> _Stored data_:
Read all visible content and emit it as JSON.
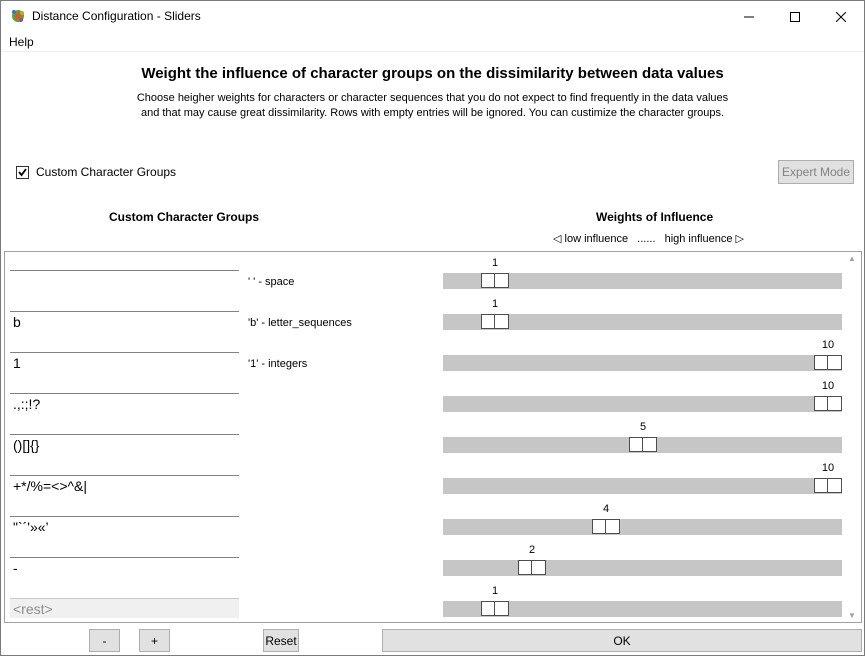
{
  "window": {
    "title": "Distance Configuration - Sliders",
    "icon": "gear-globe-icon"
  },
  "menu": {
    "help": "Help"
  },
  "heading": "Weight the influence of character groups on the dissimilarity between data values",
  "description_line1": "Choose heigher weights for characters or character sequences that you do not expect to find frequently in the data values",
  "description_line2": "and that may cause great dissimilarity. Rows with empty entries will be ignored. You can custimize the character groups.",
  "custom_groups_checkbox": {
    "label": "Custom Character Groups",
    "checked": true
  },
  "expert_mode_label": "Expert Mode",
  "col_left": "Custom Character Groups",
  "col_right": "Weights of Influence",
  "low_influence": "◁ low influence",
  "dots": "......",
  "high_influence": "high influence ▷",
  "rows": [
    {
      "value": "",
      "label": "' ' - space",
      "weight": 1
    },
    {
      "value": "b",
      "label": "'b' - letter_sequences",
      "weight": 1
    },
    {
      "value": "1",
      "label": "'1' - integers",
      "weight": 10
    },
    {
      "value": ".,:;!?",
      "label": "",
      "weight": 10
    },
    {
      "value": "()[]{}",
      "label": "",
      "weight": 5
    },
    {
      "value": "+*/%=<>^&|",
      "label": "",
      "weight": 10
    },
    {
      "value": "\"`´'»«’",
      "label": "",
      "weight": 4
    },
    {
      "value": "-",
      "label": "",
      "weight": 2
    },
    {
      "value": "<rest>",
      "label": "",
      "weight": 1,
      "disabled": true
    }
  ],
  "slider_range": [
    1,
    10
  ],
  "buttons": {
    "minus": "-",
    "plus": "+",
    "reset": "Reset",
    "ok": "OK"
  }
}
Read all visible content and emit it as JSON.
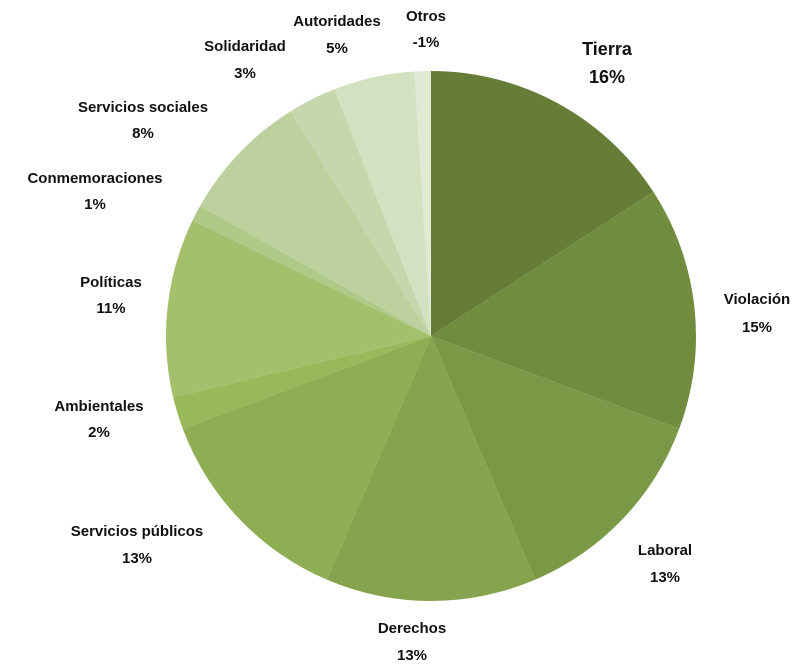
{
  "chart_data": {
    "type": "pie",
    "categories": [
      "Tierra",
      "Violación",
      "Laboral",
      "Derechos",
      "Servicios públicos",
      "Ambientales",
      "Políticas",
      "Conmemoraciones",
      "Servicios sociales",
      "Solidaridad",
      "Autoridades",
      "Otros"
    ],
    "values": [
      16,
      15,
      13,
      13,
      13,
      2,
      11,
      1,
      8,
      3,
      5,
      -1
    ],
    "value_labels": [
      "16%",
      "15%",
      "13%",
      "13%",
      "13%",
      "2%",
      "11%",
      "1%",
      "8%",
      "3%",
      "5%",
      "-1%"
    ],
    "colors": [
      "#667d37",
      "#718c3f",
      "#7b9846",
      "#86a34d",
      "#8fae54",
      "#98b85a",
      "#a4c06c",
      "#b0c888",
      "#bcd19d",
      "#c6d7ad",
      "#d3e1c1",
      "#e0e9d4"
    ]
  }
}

> _Exercise objective_:
In the records above, find the lines containing "that" and copy them.

> _Task answer_:
  "description_line1": "Choose heigher weights for characters or character sequences that you do not expect to find frequently in the data values",
  "description_line2": "and that may cause great dissimilarity. Rows with empty entries will be ignored. You can custimize the character groups.",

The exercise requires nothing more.